Directions> Pick out every line in the data below that contains the string "each". Only matches in the same letter case count.

Data for processing>
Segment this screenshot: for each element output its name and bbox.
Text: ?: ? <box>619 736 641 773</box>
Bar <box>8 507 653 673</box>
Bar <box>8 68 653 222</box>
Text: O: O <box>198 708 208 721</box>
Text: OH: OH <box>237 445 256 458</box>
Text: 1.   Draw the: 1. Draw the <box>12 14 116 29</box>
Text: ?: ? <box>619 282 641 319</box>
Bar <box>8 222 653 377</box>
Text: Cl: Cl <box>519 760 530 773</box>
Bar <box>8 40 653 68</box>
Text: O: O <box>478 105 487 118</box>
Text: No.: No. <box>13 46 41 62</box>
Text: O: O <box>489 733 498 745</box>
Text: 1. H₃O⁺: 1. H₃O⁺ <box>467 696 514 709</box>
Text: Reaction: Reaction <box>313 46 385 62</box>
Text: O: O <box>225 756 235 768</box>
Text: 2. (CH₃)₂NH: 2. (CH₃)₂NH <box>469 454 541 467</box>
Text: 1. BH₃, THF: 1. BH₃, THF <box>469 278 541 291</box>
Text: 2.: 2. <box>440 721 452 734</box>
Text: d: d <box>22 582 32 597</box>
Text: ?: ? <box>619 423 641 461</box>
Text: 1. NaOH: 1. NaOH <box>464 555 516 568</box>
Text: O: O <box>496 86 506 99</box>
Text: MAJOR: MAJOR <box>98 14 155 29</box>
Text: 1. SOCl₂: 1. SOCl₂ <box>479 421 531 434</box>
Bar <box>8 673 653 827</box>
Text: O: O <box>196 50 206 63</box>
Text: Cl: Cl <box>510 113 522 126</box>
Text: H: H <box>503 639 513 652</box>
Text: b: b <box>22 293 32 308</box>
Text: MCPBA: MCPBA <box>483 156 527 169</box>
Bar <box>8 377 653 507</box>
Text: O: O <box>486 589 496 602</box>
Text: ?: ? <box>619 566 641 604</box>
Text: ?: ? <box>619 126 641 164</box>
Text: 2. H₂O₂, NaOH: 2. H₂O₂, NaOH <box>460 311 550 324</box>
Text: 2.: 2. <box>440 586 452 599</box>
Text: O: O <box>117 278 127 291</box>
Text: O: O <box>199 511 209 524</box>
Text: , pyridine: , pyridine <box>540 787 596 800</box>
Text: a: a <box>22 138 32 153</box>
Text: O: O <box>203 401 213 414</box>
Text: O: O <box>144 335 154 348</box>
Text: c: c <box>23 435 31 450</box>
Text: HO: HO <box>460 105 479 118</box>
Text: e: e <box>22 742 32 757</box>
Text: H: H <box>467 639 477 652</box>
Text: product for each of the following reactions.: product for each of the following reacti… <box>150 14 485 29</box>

Final result>
Segment this screenshot: for each element output its name and bbox.
Text: product for each of the following reactions.: product for each of the following reacti… <box>150 14 485 29</box>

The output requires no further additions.